-- begin QUOTED PASSAGE --

"(Jack) Kerouac (Author of "On the Road ")introduced the phrase "Beat Generation" in 1948, generalizing from his social circle to characterize the underground, anticonformist youth gathering in New York at that time. The name came up in conversation with the novelist John Clellon Holmes who published an early Beat Generation novel, Go (1952), along with a manifesto in The New York Times Magazine: "This Is the Beat Generation" In 1954. Nolan Miller published his third novel, Why I Am So Beat (Putnam), detailing the weekend parties of four students.
The adjective "beat" was introduced to the group by Herbert Huncke, though Kerouac expanded the meaning of the term. "Beat" came from underworld slang—the world of hustlers, drug addicts and petty thieves, where Ginsberg and Kerouac sought inspiration. "Beat" was slang for "beaten down" or downtrodden, but to Kerouac, it also had a spiritual connotation as in "beatitude". Other adjectives discussed by Holmes and Kerouac were "found" and "furtive." Kerouac felt he had identified (and was the embodiment of) a new trend analogous to the influential Lost Generation.
In "Aftermath: The Philosophy of the Beat Generation" Kerouac criticized what he saw as a distortion of his visionary, spiritual ideas:
The Beat Generation, that was a vision that we had, John Clellon Holmes and I, and Allen Ginsberg in an even wilder way, in the late Forties, of a generation of crazy, illuminated hipsters suddenly rising and roaming America, serious, bumming and hitchhiking everywhere, ragged, beatific, beautiful in an ugly graceful new way—a vision gleaned from the way we had heard the word "beat" spoken on street corners on Times Square and in the Village, in other cities in the downtown city night of postwar America—beat, meaning down and out but full of intense conviction. We'd even heard old 1910 Daddy Hipsters of the streets speak the word that way, with a melancholy sneer. It never meant juvenile delinquents, it meant characters of a special spirituality who didn't gang up but were solitary Bartlebies staring out the dead wall window of our civilization..." (source)
The "Beat generation" was characterized by Jazz Music, drug use and "coffee house poetry". It also found a home in Laurel Canyon. Los Angeles:
"In the 50s, Beat poet Wulf Zendik moved into the canyon with his lover, Arol, and started the first of many incarnations of his organic, sustainable, cult-like Zendik Farm. Conversely, modern architects came to grade hillsides and erect modern Case Study Houses and tract homes that had little to do with the canyon’s woodsy charm and everything to do with stylized glamour. During this time, Dennis Hopper, James Dean, and Marlon Brando all had homes here." (Source)
In the 1950s, as Barney Hoskyns has written in Hotel California, Laurel Canyon was home to all “the hippest young actors,”

-- end QUOTED PASSAGE --
-- begin DATA SECTION --

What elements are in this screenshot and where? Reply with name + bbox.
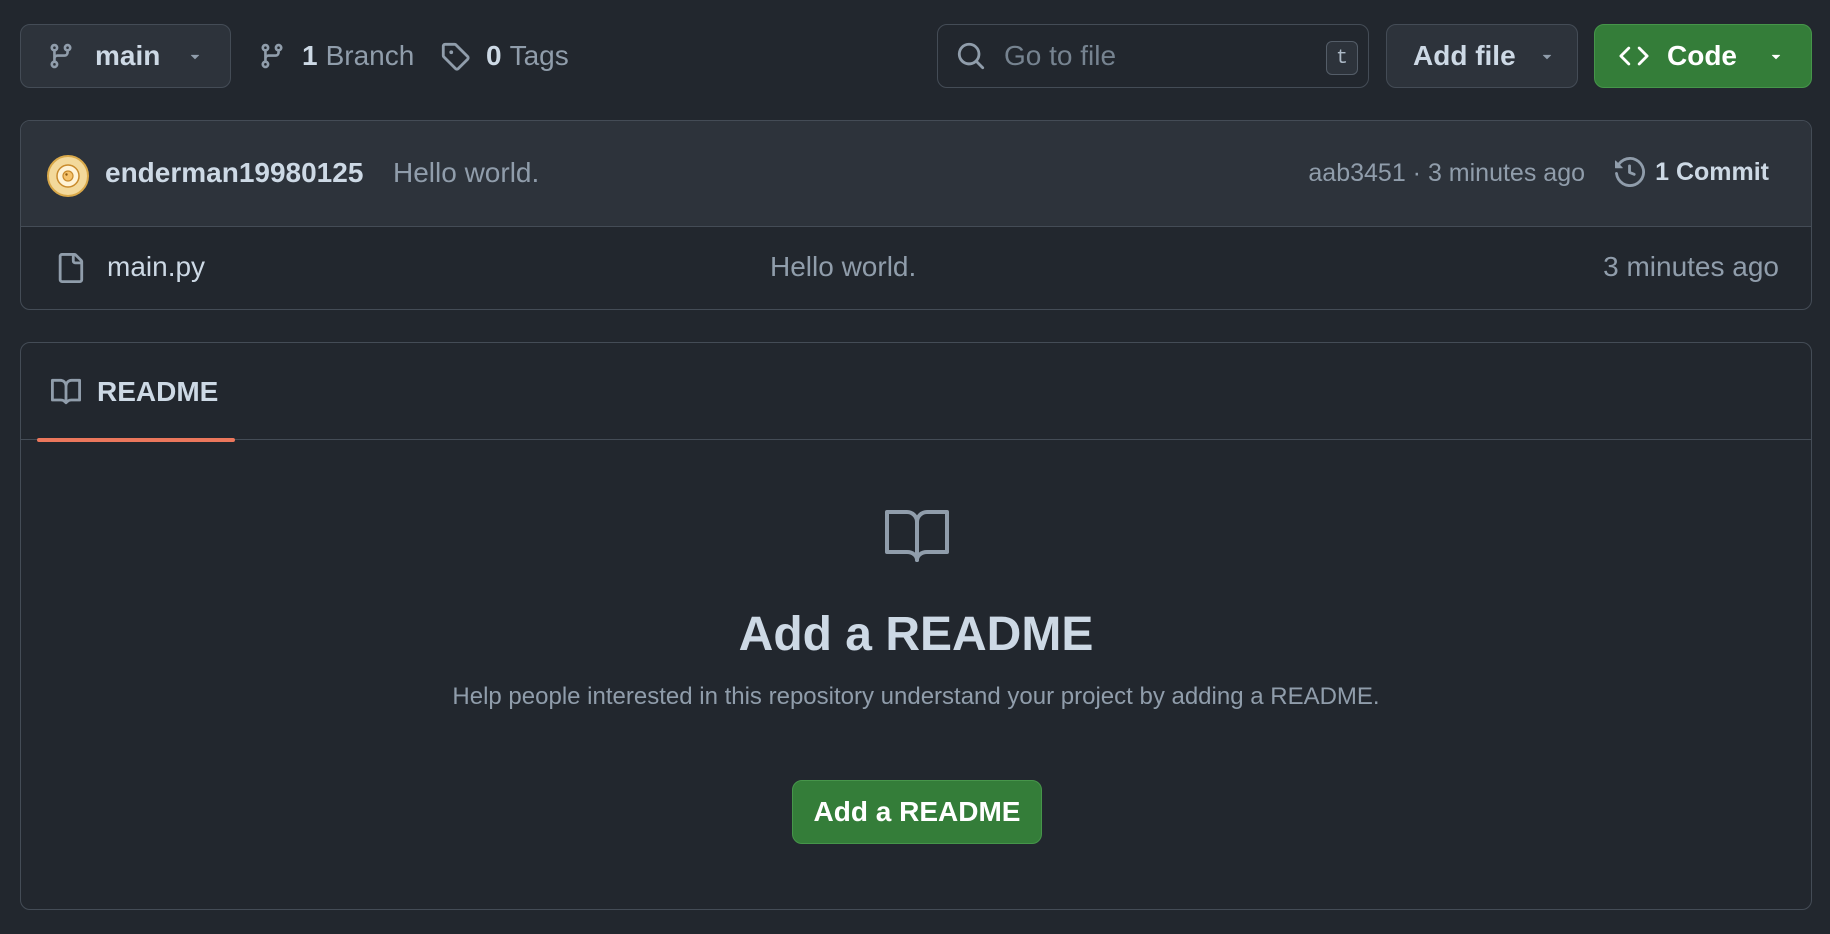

-- end DATA SECTION --

## REQUESTS
a: According to the Beat Generation passage, who introduced the adjective "beat" to the group?
b: Rewrite the paragraph of the Beat Generation passage that begins "The adjective "beat" was introduced" as a short bulleted list that keeps its main facts.
c: Continue the Beat Generation passage from the point where it stops.
The listing above is separate from the Beat Generation passage.

## EXPECTED ANSWERS
a: Herbert Huncke.

b:
- Herbert Huncke introduced the adjective "beat" to the group, and Kerouac expanded its meaning.
- The word came from underworld slang, the world of hustlers, drug addicts and petty thieves, where Ginsberg and Kerouac sought inspiration.
- It meant "beaten down" or downtrodden, but for Kerouac it also carried a spiritual sense, as in "beatitude."
- Holmes and Kerouac also discussed the adjectives "found" and "furtive."
- Kerouac felt he had identified, and embodied, a new trend like the Lost Generation.

c:
Marlon Brando, James Dean, James Coburn and Dennis Hopper. Natalie Wood. In fact, Natalie lived in the very home that Cass Elliot would later turn into a Laurel Canyon party house Sal Mineo, lived at the mouth of the canyon Nick Adams, lived just a mile or so away (as the crow flies) in neighboring Coldwater Canyon.
With the exception of Hopper, all of their lives were tragically cut short, proving once again that Laurel Canyon can be a very dangerous place to live.
* James Dean, who ostensibly died in a near head-on collision on September 30, 1955, at the tender age of twenty-four
* Nick Adams died on February 6, 1968, at the age of thirty-six, in his home at 2126 El Roble Lane in Coldwater Canyon. His official cause of death was listed as suicide, of course, but as actor Forrest Tucker has noted, “All of Hollywood knows Nick Adams was knocked off.”
* Sal Mineo, whose murder on February 12, 1976 we have already covered.
* Natalie Wood, who died on November 29, 1981 in a drowning incident that has never been adequately explained (source)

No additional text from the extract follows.